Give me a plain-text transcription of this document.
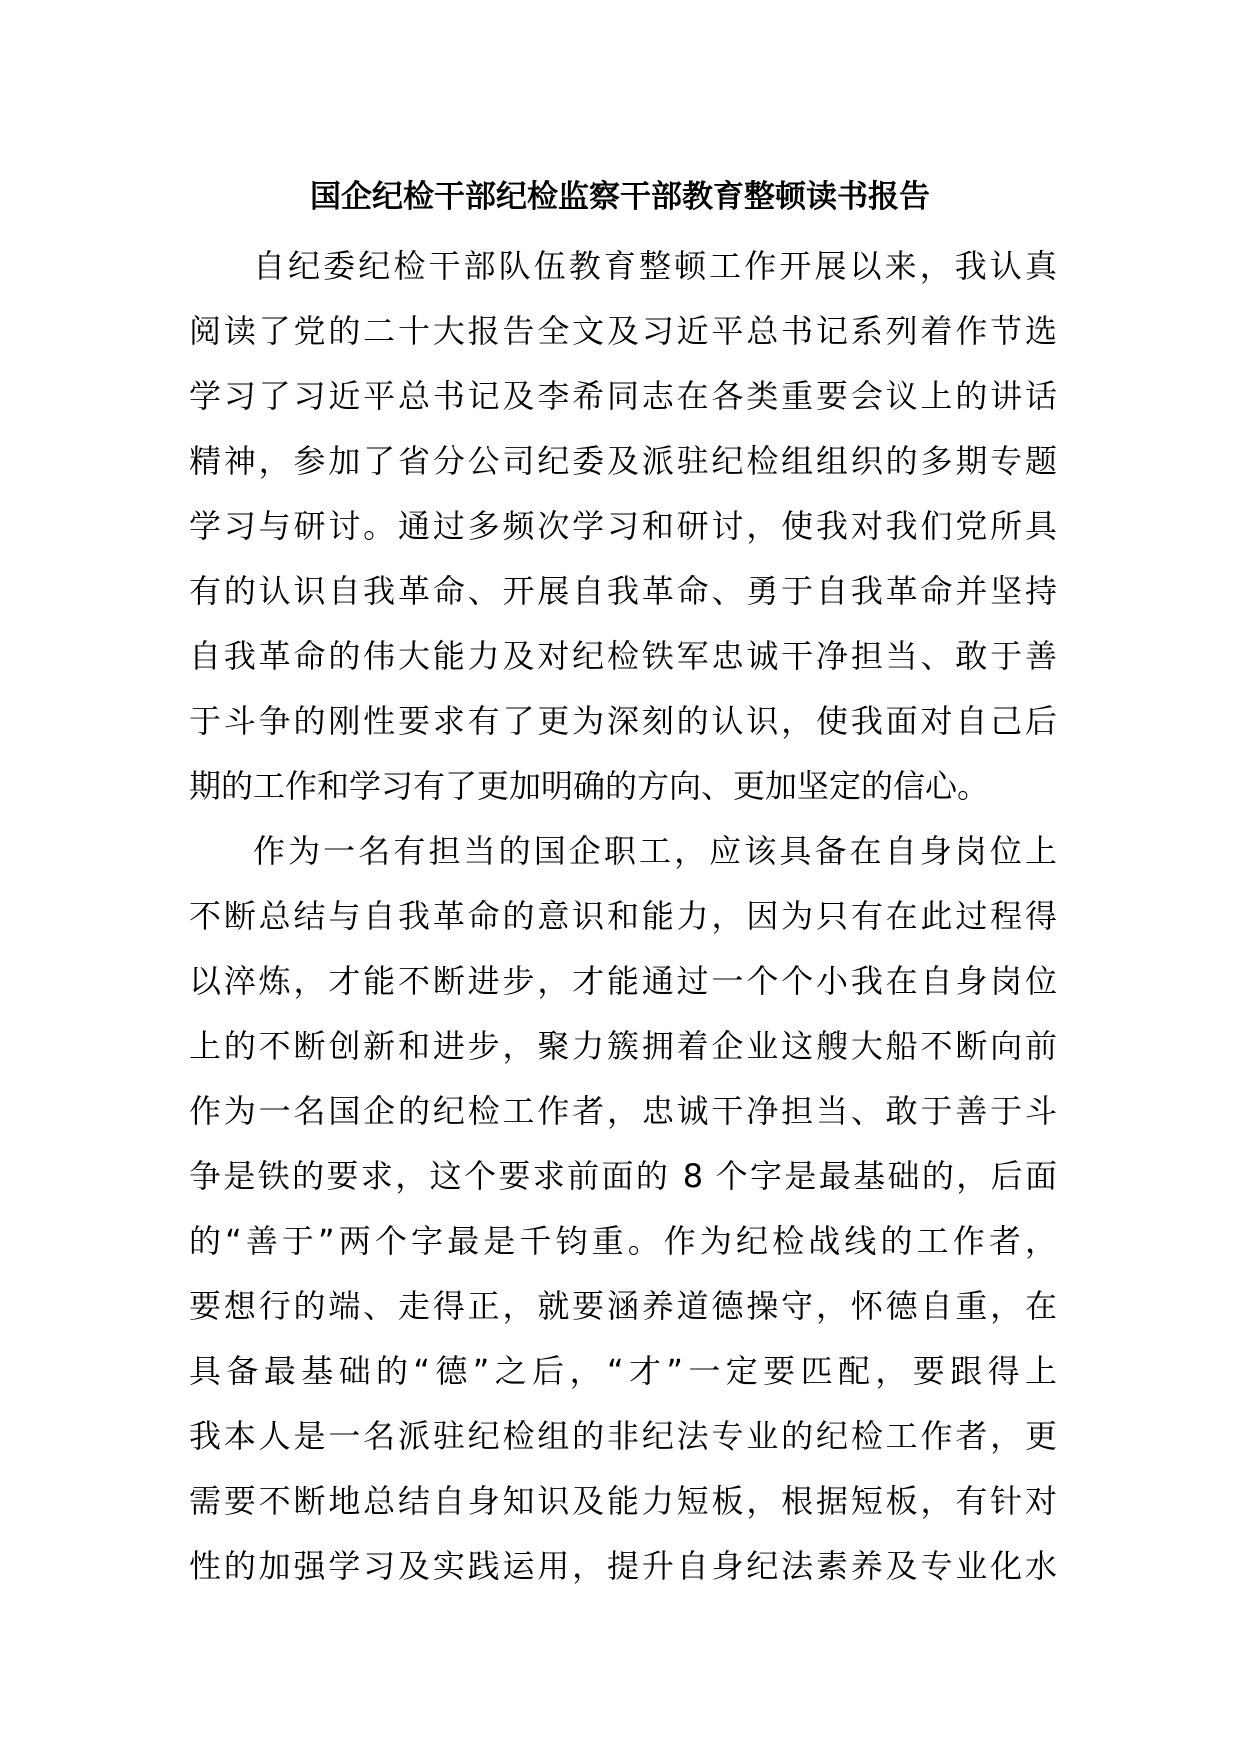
国企纪检干部纪检监察干部教育整顿读书报告
自纪委纪检干部队伍教育整顿工作开展以来，我认真
阅读了党的二十大报告全文及习近平总书记系列着作节选
学习了习近平总书记及李希同志在各类重要会议上的讲话
精神，参加了省分公司纪委及派驻纪检组组织的多期专题
学习与研讨。通过多频次学习和研讨，使我对我们党所具
有的认识自我革命、开展自我革命、勇于自我革命并坚持
自我革命的伟大能力及对纪检铁军忠诚干净担当、敢于善
于斗争的刚性要求有了更为深刻的认识，使我面对自己后
期的工作和学习有了更加明确的方向、更加坚定的信心。
作为一名有担当的国企职工，应该具备在自身岗位上
不断总结与自我革命的意识和能力，因为只有在此过程得
以淬炼，才能不断进步，才能通过一个个小我在自身岗位
上的不断创新和进步，聚力簇拥着企业这艘大船不断向前
作为一名国企的纪检工作者，忠诚干净担当、敢于善于斗
争是铁的要求，这个要求前面的 8 个字是最基础的，后面
的“善于”两个字最是千钧重。作为纪检战线的工作者，
要想行的端、走得正，就要涵养道德操守，怀德自重，在
具备最基础的“德”之后，“才”一定要匹配，要跟得上
我本人是一名派驻纪检组的非纪法专业的纪检工作者，更
需要不断地总结自身知识及能力短板，根据短板，有针对
性的加强学习及实践运用，提升自身纪法素养及专业化水
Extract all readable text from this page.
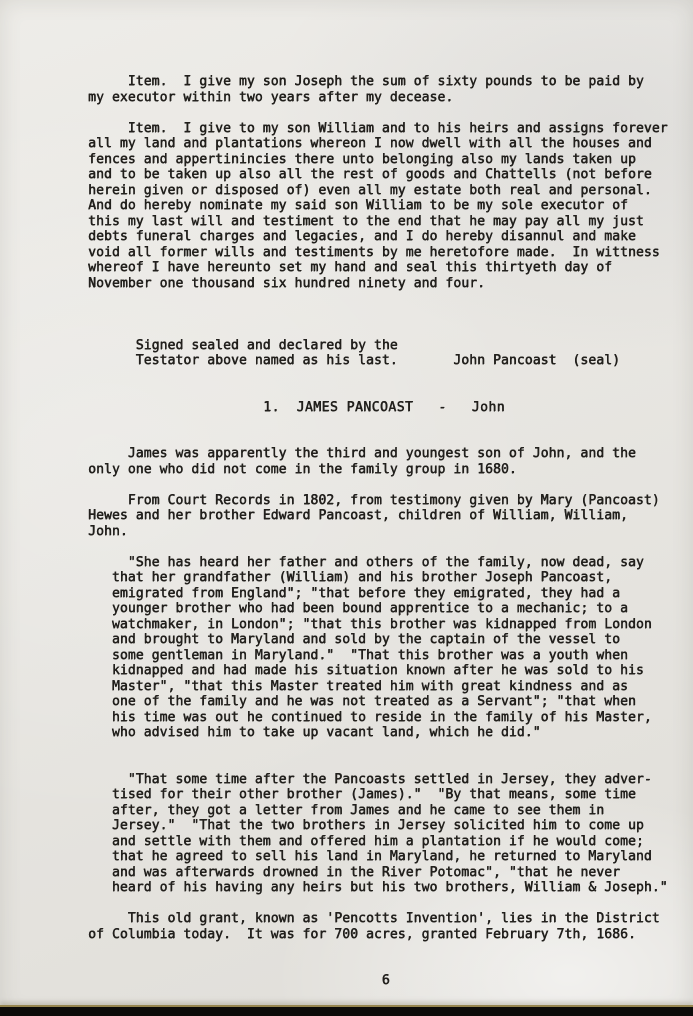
Item.  I give my son Joseph the sum of sixty pounds to be paid by
my executor within two years after my decease.
Item.  I give to my son William and to his heirs and assigns forever
all my land and plantations whereon I now dwell with all the houses and
fences and appertinincies there unto belonging also my lands taken up
and to be taken up also all the rest of goods and Chattells (not before
herein given or disposed of) even all my estate both real and personal.
And do hereby nominate my said son William to be my sole executor of
this my last will and testiment to the end that he may pay all my just
debts funeral charges and legacies, and I do hereby disannul and make
void all former wills and testiments by me heretofore made.  In wittness
whereof I have hereunto set my hand and seal this thirtyeth day of
November one thousand six hundred ninety and four.
Signed sealed and declared by the
Testator above named as his last.       John Pancoast  (seal)
1.  JAMES PANCOAST   -   John
James was apparently the third and youngest son of John, and the
only one who did not come in the family group in 1680.
From Court Records in 1802, from testimony given by Mary (Pancoast)
Hewes and her brother Edward Pancoast, children of William, William,
John.
"She has heard her father and others of the family, now dead, say
that her grandfather (William) and his brother Joseph Pancoast,
emigrated from England"; "that before they emigrated, they had a
younger brother who had been bound apprentice to a mechanic; to a
watchmaker, in London"; "that this brother was kidnapped from London
and brought to Maryland and sold by the captain of the vessel to
some gentleman in Maryland."  "That this brother was a youth when
kidnapped and had made his situation known after he was sold to his
Master", "that this Master treated him with great kindness and as
one of the family and he was not treated as a Servant"; "that when
his time was out he continued to reside in the family of his Master,
who advised him to take up vacant land, which he did."
"That some time after the Pancoasts settled in Jersey, they adver-
tised for their other brother (James)."  "By that means, some time
after, they got a letter from James and he came to see them in
Jersey."  "That the two brothers in Jersey solicited him to come up
and settle with them and offered him a plantation if he would come;
that he agreed to sell his land in Maryland, he returned to Maryland
and was afterwards drowned in the River Potomac", "that he never
heard of his having any heirs but his two brothers, William & Joseph."
This old grant, known as 'Pencotts Invention', lies in the District
of Columbia today.  It was for 700 acres, granted February 7th, 1686.
6
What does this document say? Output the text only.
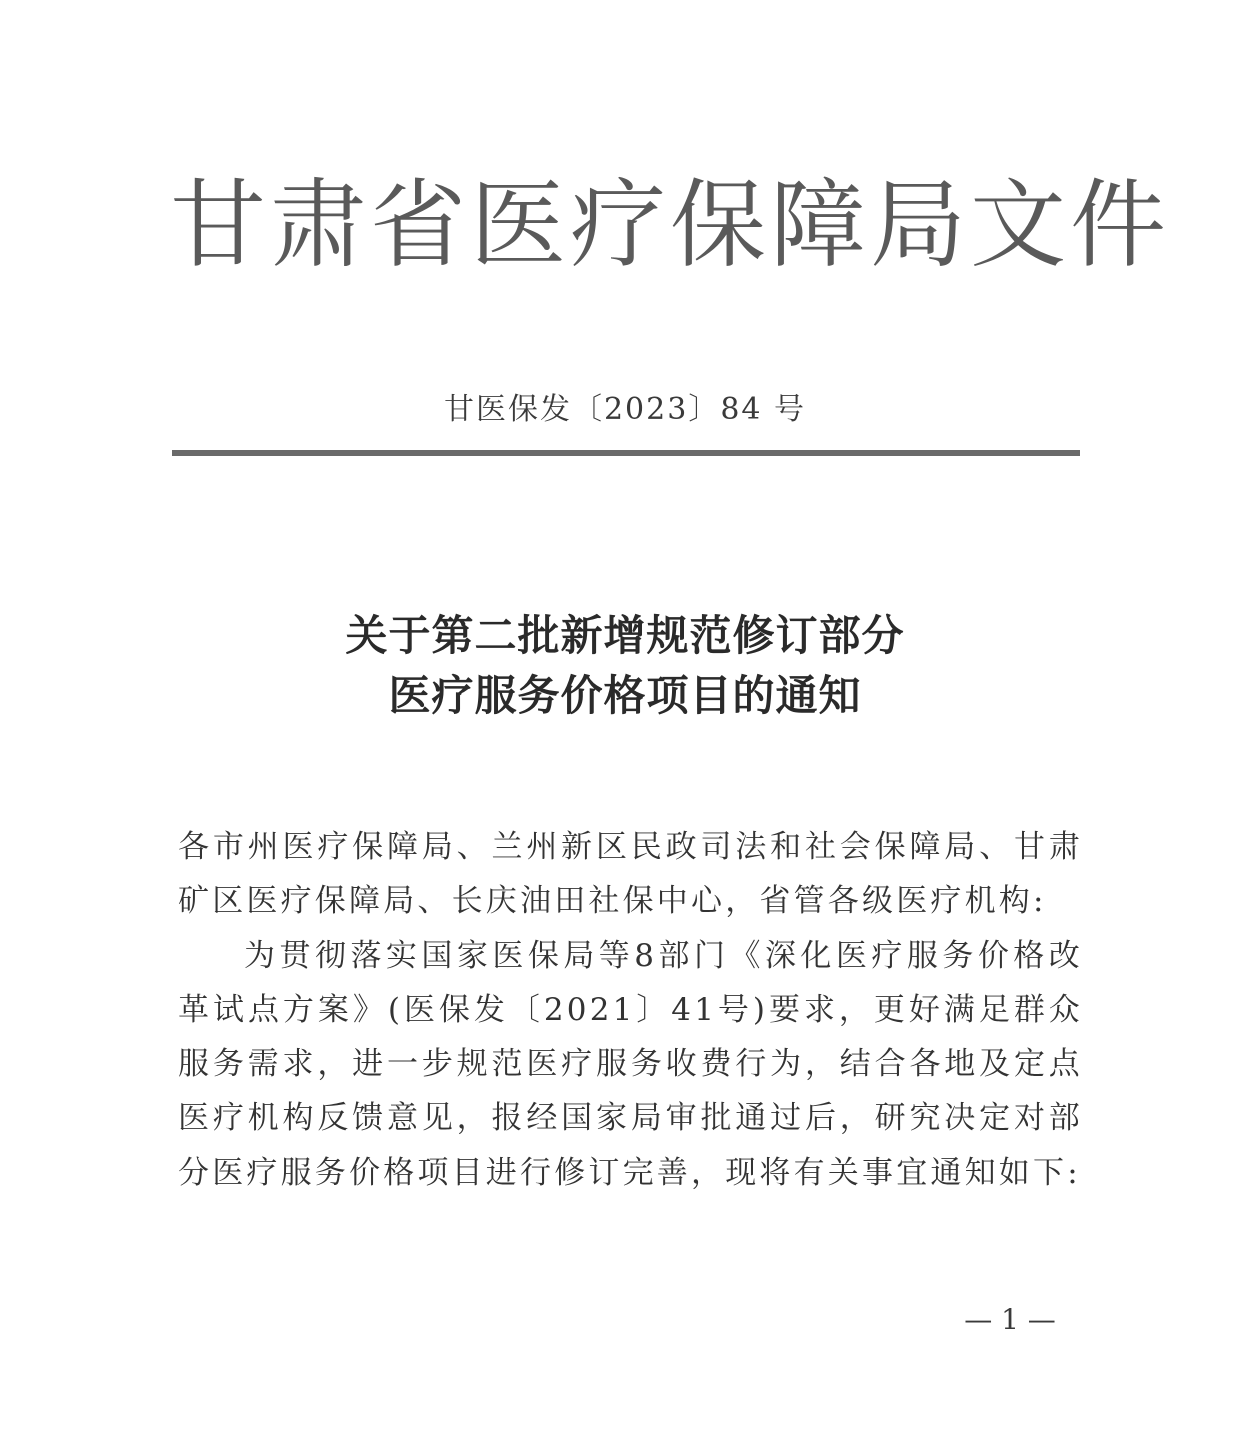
甘肃省医疗保障局文件
甘医保发〔2023〕84 号
关于第二批新增规范修订部分
医疗服务价格项目的通知

各市州医疗保障局、兰州新区民政司法和社会保障局、甘肃矿区医疗保障局、长庆油田社保中心，省管各级医疗机构:

为贯彻落实国家医保局等8部门《深化医疗服务价格改革试点方案》(医保发〔2021〕41号)要求，更好满足群众服务需求，进一步规范医疗服务收费行为，结合各地及定点医疗机构反馈意见，报经国家局审批通过后，研究决定对部分医疗服务价格项目进行修订完善，现将有关事宜通知如下:

— 1 —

_ _ _ _ _

--- TASK REQUIREMENTS ---
Produce an exact copy of each line of data, skipping embedded images.

--- FULL SOLUTION ---
Give me a plain-text transcription of this document.
国企纪检干部纪检监察干部教育整顿读书报告
自纪委纪检干部队伍教育整顿工作开展以来，我认真
阅读了党的二十大报告全文及习近平总书记系列着作节选
学习了习近平总书记及李希同志在各类重要会议上的讲话
精神，参加了省分公司纪委及派驻纪检组组织的多期专题
学习与研讨。通过多频次学习和研讨，使我对我们党所具
有的认识自我革命、开展自我革命、勇于自我革命并坚持
自我革命的伟大能力及对纪检铁军忠诚干净担当、敢于善
于斗争的刚性要求有了更为深刻的认识，使我面对自己后
期的工作和学习有了更加明确的方向、更加坚定的信心。
作为一名有担当的国企职工，应该具备在自身岗位上
不断总结与自我革命的意识和能力，因为只有在此过程得
以淬炼，才能不断进步，才能通过一个个小我在自身岗位
上的不断创新和进步，聚力簇拥着企业这艘大船不断向前
作为一名国企的纪检工作者，忠诚干净担当、敢于善于斗
争是铁的要求，这个要求前面的 8 个字是最基础的，后面
的“善于”两个字最是千钧重。作为纪检战线的工作者，
要想行的端、走得正，就要涵养道德操守，怀德自重，在
具备最基础的“德”之后，“才”一定要匹配，要跟得上
我本人是一名派驻纪检组的非纪法专业的纪检工作者，更
需要不断地总结自身知识及能力短板，根据短板，有针对
性的加强学习及实践运用，提升自身纪法素养及专业化水
Extract all readable text from this page.
Item.  I give my son Joseph the sum of sixty pounds to be paid by
my executor within two years after my decease.
Item.  I give to my son William and to his heirs and assigns forever
all my land and plantations whereon I now dwell with all the houses and
fences and appertinincies there unto belonging also my lands taken up
and to be taken up also all the rest of goods and Chattells (not before
herein given or disposed of) even all my estate both real and personal.
And do hereby nominate my said son William to be my sole executor of
this my last will and testiment to the end that he may pay all my just
debts funeral charges and legacies, and I do hereby disannul and make
void all former wills and testiments by me heretofore made.  In wittness
whereof I have hereunto set my hand and seal this thirtyeth day of
November one thousand six hundred ninety and four.
Signed sealed and declared by the
Testator above named as his last.       John Pancoast  (seal)
1.  JAMES PANCOAST   -   John
James was apparently the third and youngest son of John, and the
only one who did not come in the family group in 1680.
From Court Records in 1802, from testimony given by Mary (Pancoast)
Hewes and her brother Edward Pancoast, children of William, William,
John.
"She has heard her father and others of the family, now dead, say
that her grandfather (William) and his brother Joseph Pancoast,
emigrated from England"; "that before they emigrated, they had a
younger brother who had been bound apprentice to a mechanic; to a
watchmaker, in London"; "that this brother was kidnapped from London
and brought to Maryland and sold by the captain of the vessel to
some gentleman in Maryland."  "That this brother was a youth when
kidnapped and had made his situation known after he was sold to his
Master", "that this Master treated him with great kindness and as
one of the family and he was not treated as a Servant"; "that when
his time was out he continued to reside in the family of his Master,
who advised him to take up vacant land, which he did."
"That some time after the Pancoasts settled in Jersey, they adver-
tised for their other brother (James)."  "By that means, some time
after, they got a letter from James and he came to see them in
Jersey."  "That the two brothers in Jersey solicited him to come up
and settle with them and offered him a plantation if he would come;
that he agreed to sell his land in Maryland, he returned to Maryland
and was afterwards drowned in the River Potomac", "that he never
heard of his having any heirs but his two brothers, William & Joseph."
This old grant, known as 'Pencotts Invention', lies in the District
of Columbia today.  It was for 700 acres, granted February 7th, 1686.
6
What does this document say? Output the text only.
甘肃省医疗保障局文件
甘医保发〔2023〕84 号
关于第二批新增规范修订部分
医疗服务价格项目的通知

各市州医疗保障局、兰州新区民政司法和社会保障局、甘肃矿区医疗保障局、长庆油田社保中心，省管各级医疗机构:

为贯彻落实国家医保局等8部门《深化医疗服务价格改革试点方案》(医保发〔2021〕41号)要求，更好满足群众服务需求，进一步规范医疗服务收费行为，结合各地及定点医疗机构反馈意见，报经国家局审批通过后，研究决定对部分医疗服务价格项目进行修订完善，现将有关事宜通知如下:

— 1 —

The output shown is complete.